▶ _INPUT ROWS_:
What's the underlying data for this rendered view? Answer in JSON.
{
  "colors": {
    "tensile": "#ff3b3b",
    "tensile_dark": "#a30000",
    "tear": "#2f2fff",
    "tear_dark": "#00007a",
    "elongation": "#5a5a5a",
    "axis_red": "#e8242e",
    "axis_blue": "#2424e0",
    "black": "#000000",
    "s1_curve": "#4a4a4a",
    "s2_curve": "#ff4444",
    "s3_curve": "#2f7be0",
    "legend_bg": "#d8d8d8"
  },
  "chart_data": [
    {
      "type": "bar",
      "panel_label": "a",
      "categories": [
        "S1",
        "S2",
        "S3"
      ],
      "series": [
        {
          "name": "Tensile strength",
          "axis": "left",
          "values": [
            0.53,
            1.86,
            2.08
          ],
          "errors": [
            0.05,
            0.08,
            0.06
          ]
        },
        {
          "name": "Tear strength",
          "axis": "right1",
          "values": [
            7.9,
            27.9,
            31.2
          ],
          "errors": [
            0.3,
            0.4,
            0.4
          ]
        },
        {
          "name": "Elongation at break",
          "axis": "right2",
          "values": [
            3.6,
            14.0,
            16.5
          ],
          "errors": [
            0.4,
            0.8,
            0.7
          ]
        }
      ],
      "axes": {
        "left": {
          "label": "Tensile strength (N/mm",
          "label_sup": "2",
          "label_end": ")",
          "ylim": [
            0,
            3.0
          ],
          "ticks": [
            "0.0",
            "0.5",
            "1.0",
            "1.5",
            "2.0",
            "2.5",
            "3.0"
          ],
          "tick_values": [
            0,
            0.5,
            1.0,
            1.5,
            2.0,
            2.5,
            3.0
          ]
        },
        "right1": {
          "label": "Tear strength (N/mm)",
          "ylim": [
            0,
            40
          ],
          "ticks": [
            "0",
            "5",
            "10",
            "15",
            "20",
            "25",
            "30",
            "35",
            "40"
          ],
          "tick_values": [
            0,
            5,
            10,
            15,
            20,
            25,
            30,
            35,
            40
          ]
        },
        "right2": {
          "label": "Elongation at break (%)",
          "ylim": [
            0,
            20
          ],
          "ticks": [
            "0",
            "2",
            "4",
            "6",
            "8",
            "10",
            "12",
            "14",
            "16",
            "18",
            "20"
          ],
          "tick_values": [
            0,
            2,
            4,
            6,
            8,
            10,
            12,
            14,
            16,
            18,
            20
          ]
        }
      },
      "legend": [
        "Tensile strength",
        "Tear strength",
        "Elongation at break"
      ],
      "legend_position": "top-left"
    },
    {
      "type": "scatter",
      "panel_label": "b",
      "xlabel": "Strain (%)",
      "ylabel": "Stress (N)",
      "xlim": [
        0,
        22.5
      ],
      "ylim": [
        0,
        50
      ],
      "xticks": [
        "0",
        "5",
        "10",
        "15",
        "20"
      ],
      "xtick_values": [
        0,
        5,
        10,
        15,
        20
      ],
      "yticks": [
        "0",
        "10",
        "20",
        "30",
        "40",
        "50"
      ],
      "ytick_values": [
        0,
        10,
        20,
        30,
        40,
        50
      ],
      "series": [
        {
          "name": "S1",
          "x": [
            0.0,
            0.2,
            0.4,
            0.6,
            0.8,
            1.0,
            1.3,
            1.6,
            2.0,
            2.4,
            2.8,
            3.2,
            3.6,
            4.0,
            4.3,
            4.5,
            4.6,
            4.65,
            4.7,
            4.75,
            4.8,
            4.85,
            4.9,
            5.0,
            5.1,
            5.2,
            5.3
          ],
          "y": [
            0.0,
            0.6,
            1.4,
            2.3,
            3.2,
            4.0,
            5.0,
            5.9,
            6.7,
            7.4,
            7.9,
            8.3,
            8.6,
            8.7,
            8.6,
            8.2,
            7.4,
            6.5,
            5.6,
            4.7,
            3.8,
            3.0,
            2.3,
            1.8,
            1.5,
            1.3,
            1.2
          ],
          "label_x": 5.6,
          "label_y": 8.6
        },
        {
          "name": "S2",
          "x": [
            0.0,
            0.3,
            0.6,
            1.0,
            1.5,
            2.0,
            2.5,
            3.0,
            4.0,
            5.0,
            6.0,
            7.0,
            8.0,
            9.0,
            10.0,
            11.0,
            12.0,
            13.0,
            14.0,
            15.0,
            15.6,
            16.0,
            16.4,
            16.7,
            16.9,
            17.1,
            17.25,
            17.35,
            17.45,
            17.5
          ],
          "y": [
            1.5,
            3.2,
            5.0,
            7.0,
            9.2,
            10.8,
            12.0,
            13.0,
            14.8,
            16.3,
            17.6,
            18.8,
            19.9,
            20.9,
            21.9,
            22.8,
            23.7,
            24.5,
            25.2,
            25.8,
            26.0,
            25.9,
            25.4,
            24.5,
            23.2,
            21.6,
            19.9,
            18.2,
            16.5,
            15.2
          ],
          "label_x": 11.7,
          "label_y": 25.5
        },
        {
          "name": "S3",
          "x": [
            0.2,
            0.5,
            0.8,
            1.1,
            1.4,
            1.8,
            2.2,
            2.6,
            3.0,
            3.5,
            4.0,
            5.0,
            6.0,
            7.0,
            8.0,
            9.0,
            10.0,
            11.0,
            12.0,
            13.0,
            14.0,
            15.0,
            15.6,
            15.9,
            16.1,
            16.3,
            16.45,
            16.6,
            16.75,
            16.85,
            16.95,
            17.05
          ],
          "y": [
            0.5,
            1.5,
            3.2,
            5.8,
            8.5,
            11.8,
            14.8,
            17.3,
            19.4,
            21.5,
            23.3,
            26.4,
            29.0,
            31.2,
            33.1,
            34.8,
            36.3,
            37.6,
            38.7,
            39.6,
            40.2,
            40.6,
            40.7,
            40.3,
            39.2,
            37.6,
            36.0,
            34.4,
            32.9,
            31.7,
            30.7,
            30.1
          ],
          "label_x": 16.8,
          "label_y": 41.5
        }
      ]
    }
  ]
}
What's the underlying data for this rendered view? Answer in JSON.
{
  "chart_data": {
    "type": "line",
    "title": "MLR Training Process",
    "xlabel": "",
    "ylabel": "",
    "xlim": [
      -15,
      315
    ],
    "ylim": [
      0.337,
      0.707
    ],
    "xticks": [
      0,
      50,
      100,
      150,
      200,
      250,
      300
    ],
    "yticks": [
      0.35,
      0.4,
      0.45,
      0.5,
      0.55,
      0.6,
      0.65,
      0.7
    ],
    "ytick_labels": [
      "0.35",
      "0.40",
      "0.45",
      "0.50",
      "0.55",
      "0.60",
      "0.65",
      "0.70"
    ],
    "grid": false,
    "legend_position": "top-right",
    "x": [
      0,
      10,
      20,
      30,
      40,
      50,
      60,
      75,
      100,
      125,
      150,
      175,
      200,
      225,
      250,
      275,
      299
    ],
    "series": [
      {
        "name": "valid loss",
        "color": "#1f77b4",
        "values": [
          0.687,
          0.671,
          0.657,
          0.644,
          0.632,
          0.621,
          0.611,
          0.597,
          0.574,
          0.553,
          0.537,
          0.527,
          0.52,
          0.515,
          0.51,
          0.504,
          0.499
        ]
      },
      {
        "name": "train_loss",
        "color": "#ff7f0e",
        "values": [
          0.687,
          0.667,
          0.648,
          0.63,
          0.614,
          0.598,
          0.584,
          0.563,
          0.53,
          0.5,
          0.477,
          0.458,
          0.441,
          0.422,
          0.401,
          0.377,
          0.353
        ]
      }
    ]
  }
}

▶ _EXERCISE DETAILS_:
The string "left" may appear in lines of the listing above; tally those lines and give the number only.

▶ _WRITTEN SOLUTION_:
3